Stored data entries
>> START
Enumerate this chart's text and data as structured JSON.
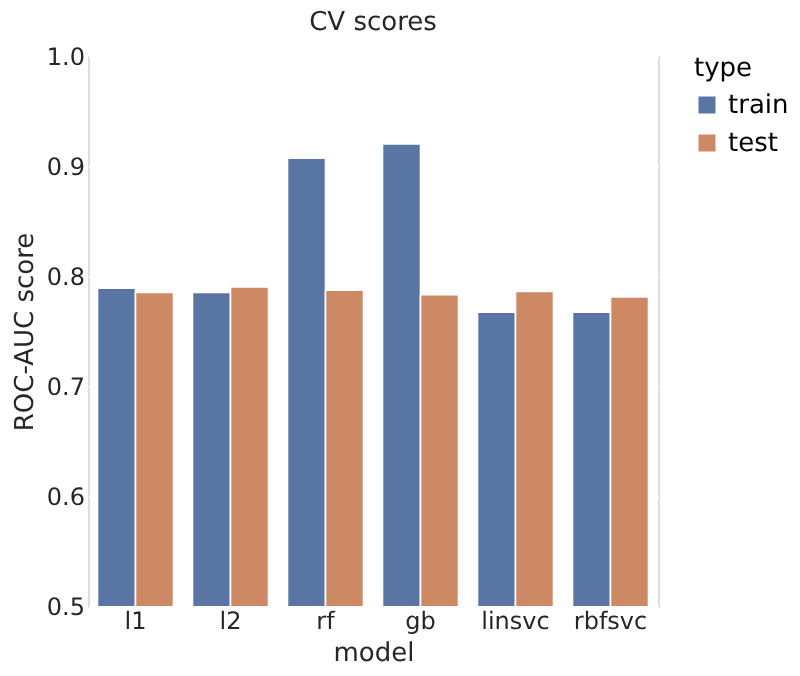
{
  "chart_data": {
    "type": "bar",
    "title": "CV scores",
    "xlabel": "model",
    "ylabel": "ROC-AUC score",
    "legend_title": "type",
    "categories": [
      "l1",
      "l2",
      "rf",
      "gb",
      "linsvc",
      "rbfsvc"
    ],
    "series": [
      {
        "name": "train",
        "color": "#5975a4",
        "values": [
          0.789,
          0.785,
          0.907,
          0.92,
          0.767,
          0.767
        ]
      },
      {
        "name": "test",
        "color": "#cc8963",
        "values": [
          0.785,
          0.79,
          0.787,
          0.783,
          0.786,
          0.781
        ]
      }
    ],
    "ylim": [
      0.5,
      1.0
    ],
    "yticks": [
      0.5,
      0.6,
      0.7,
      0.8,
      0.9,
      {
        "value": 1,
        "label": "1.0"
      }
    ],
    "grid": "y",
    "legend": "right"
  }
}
>> END
Restate the data above word for word. Skip every picture.

Enumerate this chart's text and data as structured JSON.
{
  "chart_data": {
    "type": "bar",
    "title": "CV scores",
    "xlabel": "model",
    "ylabel": "ROC-AUC score",
    "legend_title": "type",
    "categories": [
      "l1",
      "l2",
      "rf",
      "gb",
      "linsvc",
      "rbfsvc"
    ],
    "series": [
      {
        "name": "train",
        "color": "#5975a4",
        "values": [
          0.789,
          0.785,
          0.907,
          0.92,
          0.767,
          0.767
        ]
      },
      {
        "name": "test",
        "color": "#cc8963",
        "values": [
          0.785,
          0.79,
          0.787,
          0.783,
          0.786,
          0.781
        ]
      }
    ],
    "ylim": [
      0.5,
      1.0
    ],
    "yticks": [
      0.5,
      0.6,
      0.7,
      0.8,
      0.9,
      {
        "value": 1,
        "label": "1.0"
      }
    ],
    "grid": "y",
    "legend": "right"
  }
}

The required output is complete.